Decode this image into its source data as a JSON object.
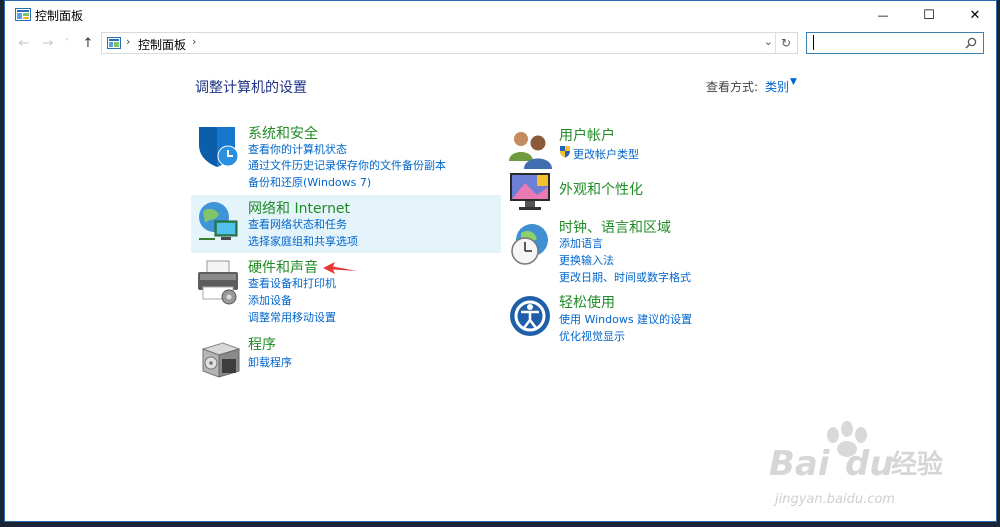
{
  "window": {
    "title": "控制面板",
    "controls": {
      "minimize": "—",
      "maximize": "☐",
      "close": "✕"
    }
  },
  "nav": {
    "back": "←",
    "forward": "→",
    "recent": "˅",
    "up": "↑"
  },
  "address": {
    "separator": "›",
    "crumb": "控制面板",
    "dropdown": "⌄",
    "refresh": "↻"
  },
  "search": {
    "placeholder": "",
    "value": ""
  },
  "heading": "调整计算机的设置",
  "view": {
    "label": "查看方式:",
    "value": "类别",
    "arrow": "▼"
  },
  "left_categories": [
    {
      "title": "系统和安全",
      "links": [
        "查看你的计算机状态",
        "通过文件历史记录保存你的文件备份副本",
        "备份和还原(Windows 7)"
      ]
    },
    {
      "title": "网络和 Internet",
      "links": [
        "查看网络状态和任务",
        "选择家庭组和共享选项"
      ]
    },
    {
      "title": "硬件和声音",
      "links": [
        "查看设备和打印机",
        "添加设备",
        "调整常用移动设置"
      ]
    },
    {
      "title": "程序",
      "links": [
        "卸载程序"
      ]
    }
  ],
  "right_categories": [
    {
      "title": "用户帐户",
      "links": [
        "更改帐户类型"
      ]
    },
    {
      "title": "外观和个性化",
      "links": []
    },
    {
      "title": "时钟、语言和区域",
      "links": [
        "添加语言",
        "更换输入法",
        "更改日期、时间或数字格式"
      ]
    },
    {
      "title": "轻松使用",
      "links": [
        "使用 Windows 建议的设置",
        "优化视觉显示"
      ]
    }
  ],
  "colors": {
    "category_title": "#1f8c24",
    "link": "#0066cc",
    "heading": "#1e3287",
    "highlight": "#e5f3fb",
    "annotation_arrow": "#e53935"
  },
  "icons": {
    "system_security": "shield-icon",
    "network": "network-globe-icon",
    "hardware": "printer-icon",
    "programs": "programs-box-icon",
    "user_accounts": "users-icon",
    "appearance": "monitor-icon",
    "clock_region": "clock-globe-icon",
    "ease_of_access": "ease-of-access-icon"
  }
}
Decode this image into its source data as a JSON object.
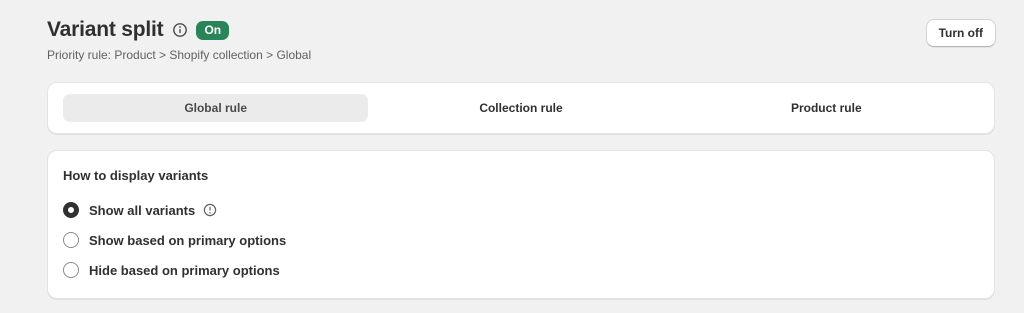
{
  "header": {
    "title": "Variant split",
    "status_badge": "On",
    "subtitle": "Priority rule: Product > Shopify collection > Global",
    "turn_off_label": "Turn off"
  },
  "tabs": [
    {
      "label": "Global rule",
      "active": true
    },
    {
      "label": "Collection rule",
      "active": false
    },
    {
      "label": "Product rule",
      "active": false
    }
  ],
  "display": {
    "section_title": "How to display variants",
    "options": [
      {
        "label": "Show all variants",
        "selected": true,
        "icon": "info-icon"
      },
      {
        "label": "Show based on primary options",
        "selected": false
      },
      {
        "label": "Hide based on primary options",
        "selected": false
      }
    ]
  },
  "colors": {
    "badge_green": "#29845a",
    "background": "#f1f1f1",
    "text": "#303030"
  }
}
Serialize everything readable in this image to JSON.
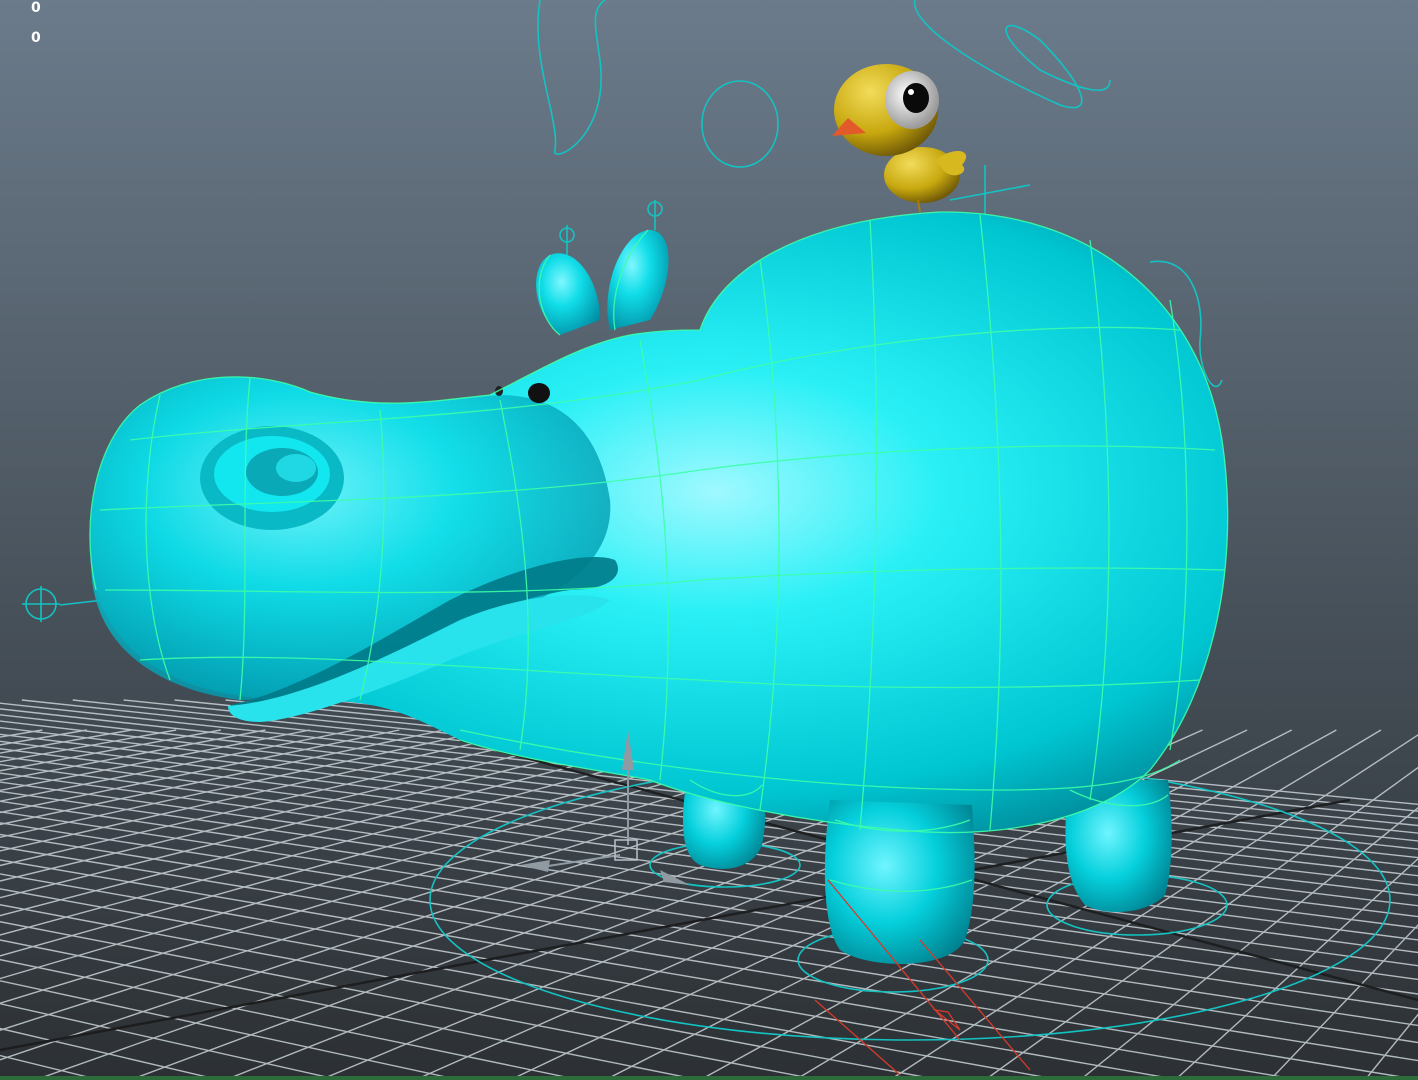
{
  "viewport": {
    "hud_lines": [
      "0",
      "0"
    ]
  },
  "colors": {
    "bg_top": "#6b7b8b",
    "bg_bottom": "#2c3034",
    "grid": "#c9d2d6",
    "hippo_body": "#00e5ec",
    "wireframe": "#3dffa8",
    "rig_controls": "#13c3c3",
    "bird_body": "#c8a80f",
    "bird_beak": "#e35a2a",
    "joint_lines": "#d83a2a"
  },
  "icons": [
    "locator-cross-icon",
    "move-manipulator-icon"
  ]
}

WORK TO DO =
Among the lines of the data above, count those holding "variants" and state only the number.

RESPONSE =
2